**Stated goal**
Give a verbatim copy of the lines below, minus the pictures.
— BEGIN —
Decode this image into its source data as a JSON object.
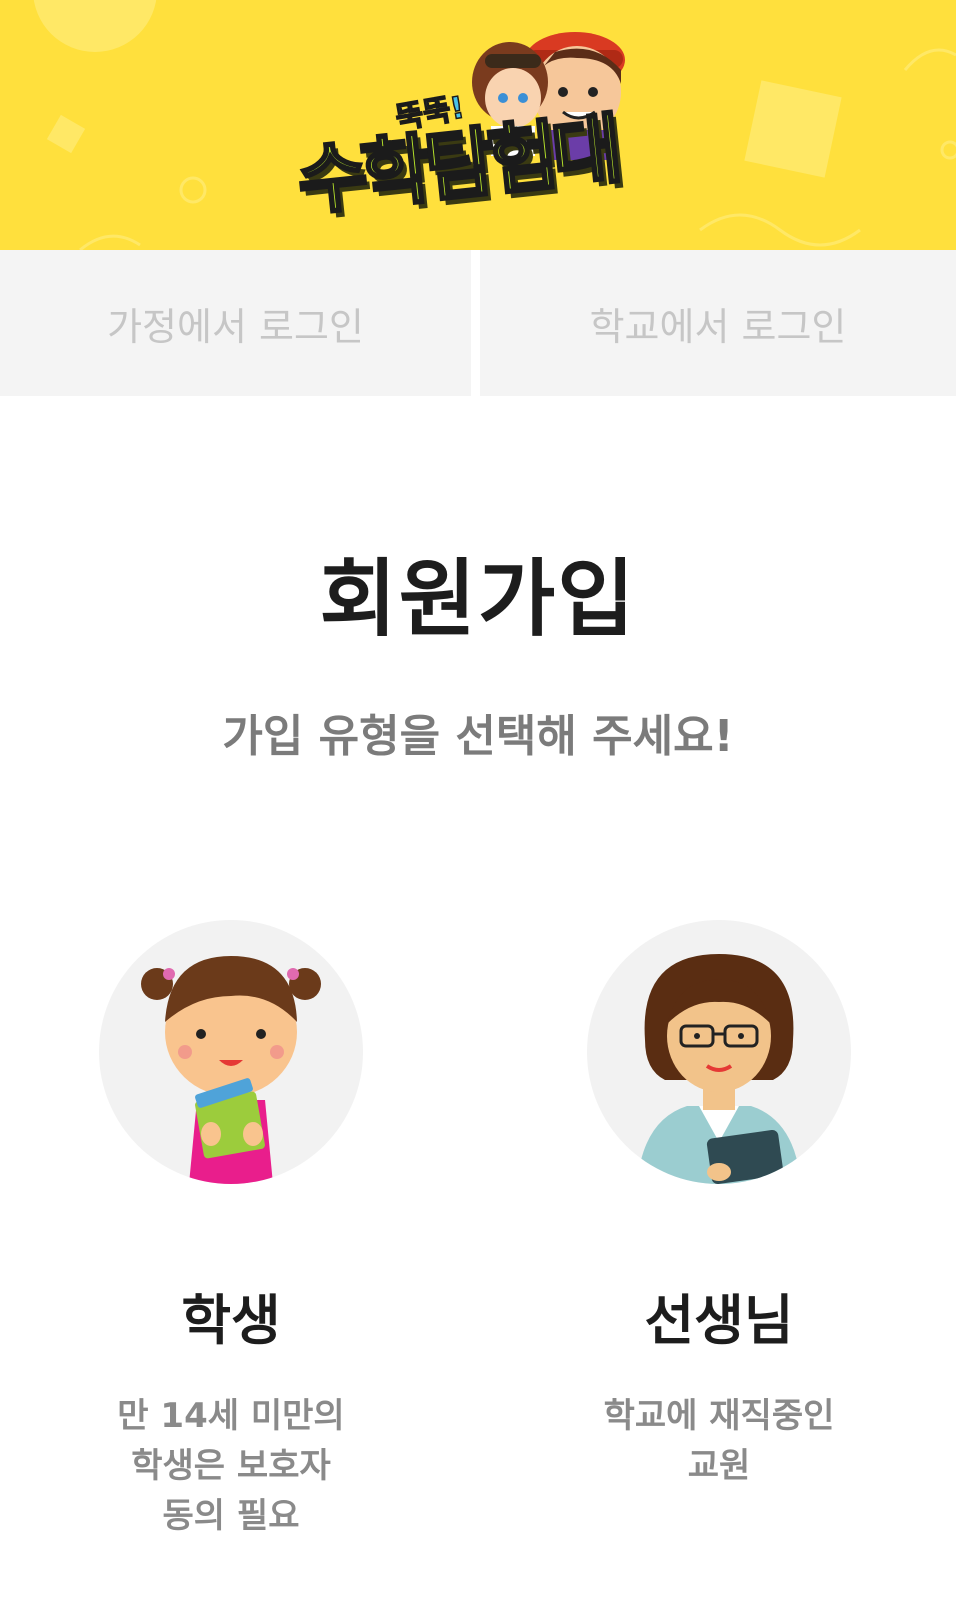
{
  "header": {
    "logo_sub": "뚝뚝!",
    "logo_title": "수학탐험대",
    "background_color": "#ffe03d"
  },
  "tabs": {
    "home_login": "가정에서 로그인",
    "school_login": "학교에서 로그인"
  },
  "main": {
    "title": "회원가입",
    "subtitle": "가입 유형을 선택해 주세요!"
  },
  "member_types": [
    {
      "label": "학생",
      "icon": "student-girl-illustration",
      "description": [
        "만 14세 미만의",
        "학생은 보호자",
        "동의 필요"
      ]
    },
    {
      "label": "선생님",
      "icon": "teacher-illustration",
      "description": [
        "학교에 재직중인",
        "교원"
      ]
    }
  ]
}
— END —
**Solution**
Decode this image into its source data as a JSON object.
{
  "header": {
    "logo_sub": "뚝뚝!",
    "logo_title": "수학탐험대",
    "background_color": "#ffe03d"
  },
  "tabs": {
    "home_login": "가정에서 로그인",
    "school_login": "학교에서 로그인"
  },
  "main": {
    "title": "회원가입",
    "subtitle": "가입 유형을 선택해 주세요!"
  },
  "member_types": [
    {
      "label": "학생",
      "icon": "student-girl-illustration",
      "description": [
        "만 14세 미만의",
        "학생은 보호자",
        "동의 필요"
      ]
    },
    {
      "label": "선생님",
      "icon": "teacher-illustration",
      "description": [
        "학교에 재직중인",
        "교원"
      ]
    }
  ]
}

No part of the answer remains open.